»»

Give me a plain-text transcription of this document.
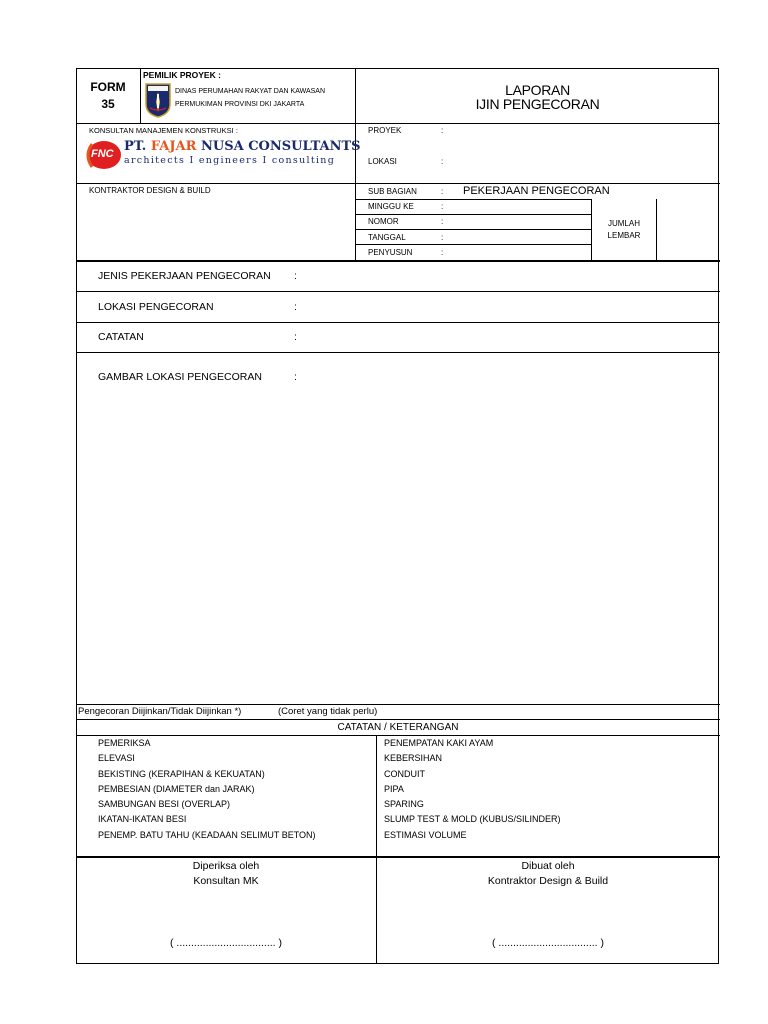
FORM
35
PEMILIK PROYEK :
DINAS PERUMAHAN RAKYAT DAN KAWASAN
PERMUKIMAN PROVINSI DKI JAKARTA
LAPORAN
IJIN PENGECORAN
KONSULTAN MANAJEMEN KONSTRUKSI :
FNC PT. FAJAR NUSA CONSULTANTS
architects I engineers I consulting
PROYEK	:
LOKASI	:
KONTRAKTOR DESIGN & BUILD	SUB BAGIAN	: PEKERJAAN PENGECORAN
MINGGU KE	:
NOMOR	:
TANGGAL	:
PENYUSUN	:
JUMLAH
LEMBAR
JENIS PEKERJAAN PENGECORAN :
LOKASI PENGECORAN	:
CATATAN	:
GAMBAR LOKASI PENGECORAN	:
Pengecoran Diijinkan/Tidak Diijinkan *)	(Coret yang tidak perlu)
CATATAN / KETERANGAN
PEMERIKSA
ELEVASI
BEKISTING (KERAPIHAN & KEKUATAN)
PEMBESIAN (DIAMETER dan JARAK)
SAMBUNGAN BESI (OVERLAP)
IKATAN-IKATAN BESI
PENEMP. BATU TAHU (KEADAAN SELIMUT BETON)
PENEMPATAN KAKI AYAM
KEBERSIHAN
CONDUIT
PIPA
SPARING
SLUMP TEST & MOLD (KUBUS/SILINDER)
ESTIMASI VOLUME
Diperiksa oleh
Konsultan MK
( .................................. )
Dibuat oleh
Kontraktor Design & Build
( .................................. )
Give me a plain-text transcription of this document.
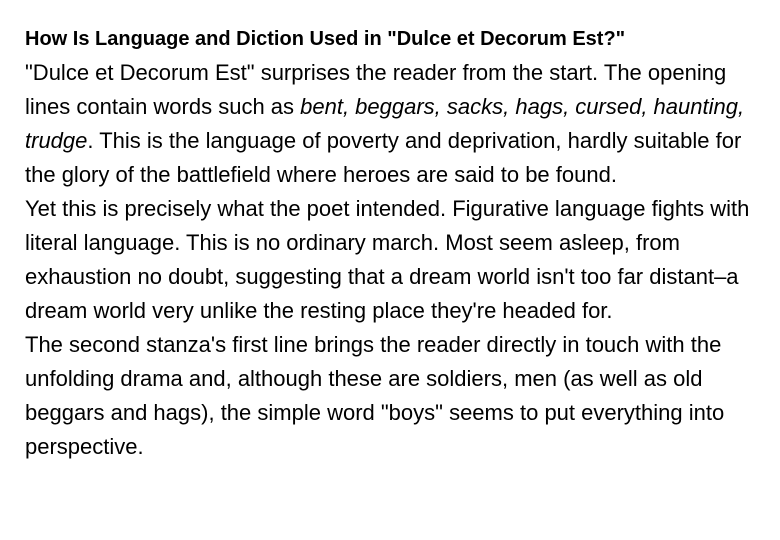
How Is Language and Diction Used in "Dulce et Decorum Est?"

"Dulce et Decorum Est" surprises the reader from the start. The opening lines contain words such as bent, beggars, sacks, hags, cursed, haunting, trudge. This is the language of poverty and deprivation, hardly suitable for the glory of the battlefield where heroes are said to be found.

Yet this is precisely what the poet intended. Figurative language fights with literal language. This is no ordinary march. Most seem asleep, from exhaustion no doubt, suggesting that a dream world isn't too far distant–a dream world very unlike the resting place they're headed for.

The second stanza's first line brings the reader directly in touch with the unfolding drama and, although these are soldiers, men (as well as old beggars and hags), the simple word "boys" seems to put everything into perspective.
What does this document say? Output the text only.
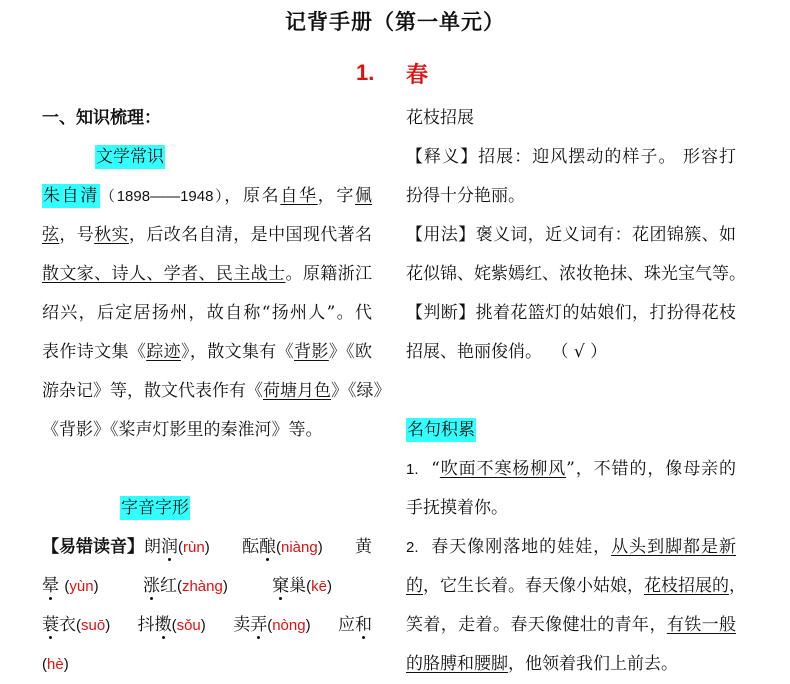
记背手册（第一单元）
1. 春
一、知识梳理：
文学常识
朱自清（1898——1948），原名自华，字佩
弦，号秋实，后改名自清，是中国现代著名
散文家、诗人、学者、民主战士。原籍浙江
绍兴，后定居扬州，故自称“扬州人”。代
表作诗文集《踪迹》，散文集有《背影》《欧
游杂记》等，散文代表作有《荷塘月色》《绿》
《背影》《桨声灯影里的秦淮河》等。
字音字形
【易错读音】朗润(rùn) 酝酿(niàng) 黄
晕 (yùn)	涨红(zhàng)	窠巢(kē)
蓑衣(suō) 抖擞(sǒu) 卖弄(nòng) 应和
(hè)
花枝招展
【释义】招展：迎风摆动的样子。 形容打
扮得十分艳丽。
【用法】褒义词，近义词有：花团锦簇、如
花似锦、姹紫嫣红、浓妆艳抹、珠光宝气等。
【判断】挑着花篮灯的姑娘们，打扮得花枝
招展、艳丽俊俏。 （ √ ）
名句积累
1. “吹面不寒杨柳风”，不错的，像母亲的
手抚摸着你。
2. 春天像刚落地的娃娃，从头到脚都是新
的，它生长着。春天像小姑娘，花枝招展的，
笑着，走着。春天像健壮的青年，有铁一般
的胳膊和腰脚，他领着我们上前去。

««

- What you should do:
Everything from the line with "What does this" through the final line of the records above should be written out exactly, minus the pictures.

- Task solution:
What does this document say? Output the text only.
记背手册（第一单元）
1. 春
一、知识梳理：
文学常识
朱自清（1898——1948），原名自华，字佩
弦，号秋实，后改名自清，是中国现代著名
散文家、诗人、学者、民主战士。原籍浙江
绍兴，后定居扬州，故自称“扬州人”。代
表作诗文集《踪迹》，散文集有《背影》《欧
游杂记》等，散文代表作有《荷塘月色》《绿》
《背影》《桨声灯影里的秦淮河》等。
字音字形
【易错读音】朗润(rùn) 酝酿(niàng) 黄
晕 (yùn)	涨红(zhàng)	窠巢(kē)
蓑衣(suō) 抖擞(sǒu) 卖弄(nòng) 应和
(hè)
花枝招展
【释义】招展：迎风摆动的样子。 形容打
扮得十分艳丽。
【用法】褒义词，近义词有：花团锦簇、如
花似锦、姹紫嫣红、浓妆艳抹、珠光宝气等。
【判断】挑着花篮灯的姑娘们，打扮得花枝
招展、艳丽俊俏。 （ √ ）
名句积累
1. “吹面不寒杨柳风”，不错的，像母亲的
手抚摸着你。
2. 春天像刚落地的娃娃，从头到脚都是新
的，它生长着。春天像小姑娘，花枝招展的，
笑着，走着。春天像健壮的青年，有铁一般
的胳膊和腰脚，他领着我们上前去。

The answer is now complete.